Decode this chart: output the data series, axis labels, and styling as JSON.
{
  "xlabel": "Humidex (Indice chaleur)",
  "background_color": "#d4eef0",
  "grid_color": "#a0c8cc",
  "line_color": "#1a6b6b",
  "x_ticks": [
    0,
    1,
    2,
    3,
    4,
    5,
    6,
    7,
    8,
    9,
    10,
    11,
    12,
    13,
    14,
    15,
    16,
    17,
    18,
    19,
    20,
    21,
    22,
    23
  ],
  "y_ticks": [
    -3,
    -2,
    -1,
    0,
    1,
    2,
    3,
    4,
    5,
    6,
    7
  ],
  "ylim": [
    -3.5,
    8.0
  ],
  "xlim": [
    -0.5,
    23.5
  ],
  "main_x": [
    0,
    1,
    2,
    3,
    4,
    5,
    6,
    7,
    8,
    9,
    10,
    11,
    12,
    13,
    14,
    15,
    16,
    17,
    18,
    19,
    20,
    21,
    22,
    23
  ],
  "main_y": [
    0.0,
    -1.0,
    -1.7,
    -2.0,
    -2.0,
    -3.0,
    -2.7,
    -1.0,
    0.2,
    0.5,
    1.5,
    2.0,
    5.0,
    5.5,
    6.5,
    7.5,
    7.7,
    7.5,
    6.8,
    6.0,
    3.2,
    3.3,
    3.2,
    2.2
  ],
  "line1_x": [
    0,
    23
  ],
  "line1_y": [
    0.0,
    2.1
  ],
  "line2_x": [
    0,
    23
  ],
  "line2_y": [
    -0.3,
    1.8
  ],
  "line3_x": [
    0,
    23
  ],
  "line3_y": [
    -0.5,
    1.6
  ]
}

+--

**WHAT THE EXERCISE ASKS:** Please reproduce each record precisely as written.

**FINAL RESULT:**
Decode this chart: output the data series, axis labels, and styling as JSON.
{
  "xlabel": "Humidex (Indice chaleur)",
  "background_color": "#d4eef0",
  "grid_color": "#a0c8cc",
  "line_color": "#1a6b6b",
  "x_ticks": [
    0,
    1,
    2,
    3,
    4,
    5,
    6,
    7,
    8,
    9,
    10,
    11,
    12,
    13,
    14,
    15,
    16,
    17,
    18,
    19,
    20,
    21,
    22,
    23
  ],
  "y_ticks": [
    -3,
    -2,
    -1,
    0,
    1,
    2,
    3,
    4,
    5,
    6,
    7
  ],
  "ylim": [
    -3.5,
    8.0
  ],
  "xlim": [
    -0.5,
    23.5
  ],
  "main_x": [
    0,
    1,
    2,
    3,
    4,
    5,
    6,
    7,
    8,
    9,
    10,
    11,
    12,
    13,
    14,
    15,
    16,
    17,
    18,
    19,
    20,
    21,
    22,
    23
  ],
  "main_y": [
    0.0,
    -1.0,
    -1.7,
    -2.0,
    -2.0,
    -3.0,
    -2.7,
    -1.0,
    0.2,
    0.5,
    1.5,
    2.0,
    5.0,
    5.5,
    6.5,
    7.5,
    7.7,
    7.5,
    6.8,
    6.0,
    3.2,
    3.3,
    3.2,
    2.2
  ],
  "line1_x": [
    0,
    23
  ],
  "line1_y": [
    0.0,
    2.1
  ],
  "line2_x": [
    0,
    23
  ],
  "line2_y": [
    -0.3,
    1.8
  ],
  "line3_x": [
    0,
    23
  ],
  "line3_y": [
    -0.5,
    1.6
  ]
}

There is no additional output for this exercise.